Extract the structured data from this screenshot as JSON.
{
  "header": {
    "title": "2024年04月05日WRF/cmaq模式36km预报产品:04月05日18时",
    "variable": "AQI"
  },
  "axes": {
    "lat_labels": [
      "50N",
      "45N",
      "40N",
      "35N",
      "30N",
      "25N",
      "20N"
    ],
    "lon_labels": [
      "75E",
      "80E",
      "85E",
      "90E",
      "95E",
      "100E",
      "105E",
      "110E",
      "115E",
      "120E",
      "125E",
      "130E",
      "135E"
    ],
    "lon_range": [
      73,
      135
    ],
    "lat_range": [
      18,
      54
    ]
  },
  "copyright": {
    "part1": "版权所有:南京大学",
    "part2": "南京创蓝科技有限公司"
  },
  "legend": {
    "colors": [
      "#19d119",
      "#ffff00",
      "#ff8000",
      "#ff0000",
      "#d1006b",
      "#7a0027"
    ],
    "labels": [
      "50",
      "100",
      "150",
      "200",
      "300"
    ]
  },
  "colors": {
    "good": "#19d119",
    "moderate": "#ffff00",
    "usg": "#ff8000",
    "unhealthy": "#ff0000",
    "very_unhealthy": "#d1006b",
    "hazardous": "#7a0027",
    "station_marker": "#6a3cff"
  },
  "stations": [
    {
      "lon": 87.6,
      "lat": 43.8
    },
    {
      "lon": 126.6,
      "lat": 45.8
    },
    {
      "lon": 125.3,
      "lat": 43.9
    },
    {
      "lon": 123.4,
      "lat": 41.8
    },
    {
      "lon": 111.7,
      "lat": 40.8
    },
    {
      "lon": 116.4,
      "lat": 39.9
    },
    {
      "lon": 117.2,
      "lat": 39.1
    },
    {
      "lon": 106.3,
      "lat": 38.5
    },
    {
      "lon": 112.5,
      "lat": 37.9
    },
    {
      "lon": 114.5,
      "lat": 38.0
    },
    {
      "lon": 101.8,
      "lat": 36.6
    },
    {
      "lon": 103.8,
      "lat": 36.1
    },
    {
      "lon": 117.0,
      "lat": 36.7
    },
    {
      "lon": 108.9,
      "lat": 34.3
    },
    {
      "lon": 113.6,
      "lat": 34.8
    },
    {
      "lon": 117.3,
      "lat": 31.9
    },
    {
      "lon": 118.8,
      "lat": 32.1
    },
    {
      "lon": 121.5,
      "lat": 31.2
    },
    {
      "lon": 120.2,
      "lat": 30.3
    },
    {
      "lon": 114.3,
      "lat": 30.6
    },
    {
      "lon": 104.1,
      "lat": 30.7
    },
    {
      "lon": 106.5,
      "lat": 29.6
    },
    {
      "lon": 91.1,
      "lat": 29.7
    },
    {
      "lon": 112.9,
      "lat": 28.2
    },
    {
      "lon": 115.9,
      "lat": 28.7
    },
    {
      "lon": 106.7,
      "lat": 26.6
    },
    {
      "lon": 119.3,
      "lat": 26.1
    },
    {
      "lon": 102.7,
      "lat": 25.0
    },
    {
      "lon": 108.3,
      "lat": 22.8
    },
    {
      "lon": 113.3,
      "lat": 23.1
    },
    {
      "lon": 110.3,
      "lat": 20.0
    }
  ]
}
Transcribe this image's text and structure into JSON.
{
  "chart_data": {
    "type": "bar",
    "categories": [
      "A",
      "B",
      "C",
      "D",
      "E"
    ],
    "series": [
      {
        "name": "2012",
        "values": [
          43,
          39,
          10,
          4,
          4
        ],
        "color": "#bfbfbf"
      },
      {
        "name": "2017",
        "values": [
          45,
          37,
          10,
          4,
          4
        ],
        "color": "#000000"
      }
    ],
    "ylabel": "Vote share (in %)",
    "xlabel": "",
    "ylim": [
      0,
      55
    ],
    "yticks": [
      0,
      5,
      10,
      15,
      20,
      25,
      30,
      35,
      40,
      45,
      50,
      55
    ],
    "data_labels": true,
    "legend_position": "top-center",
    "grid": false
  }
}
◇ ◇ ◇ ◇ ◇
= AIM =
Copy out exactly the lines between the line with "Transcribe this image's" and the last line of the entries, counting both of those lines.

= ANSWER FOR THIS EXERCISE =
Transcribe this image's text and structure into JSON.
{
  "chart_data": {
    "type": "bar",
    "categories": [
      "A",
      "B",
      "C",
      "D",
      "E"
    ],
    "series": [
      {
        "name": "2012",
        "values": [
          43,
          39,
          10,
          4,
          4
        ],
        "color": "#bfbfbf"
      },
      {
        "name": "2017",
        "values": [
          45,
          37,
          10,
          4,
          4
        ],
        "color": "#000000"
      }
    ],
    "ylabel": "Vote share (in %)",
    "xlabel": "",
    "ylim": [
      0,
      55
    ],
    "yticks": [
      0,
      5,
      10,
      15,
      20,
      25,
      30,
      35,
      40,
      45,
      50,
      55
    ],
    "data_labels": true,
    "legend_position": "top-center",
    "grid": false
  }
}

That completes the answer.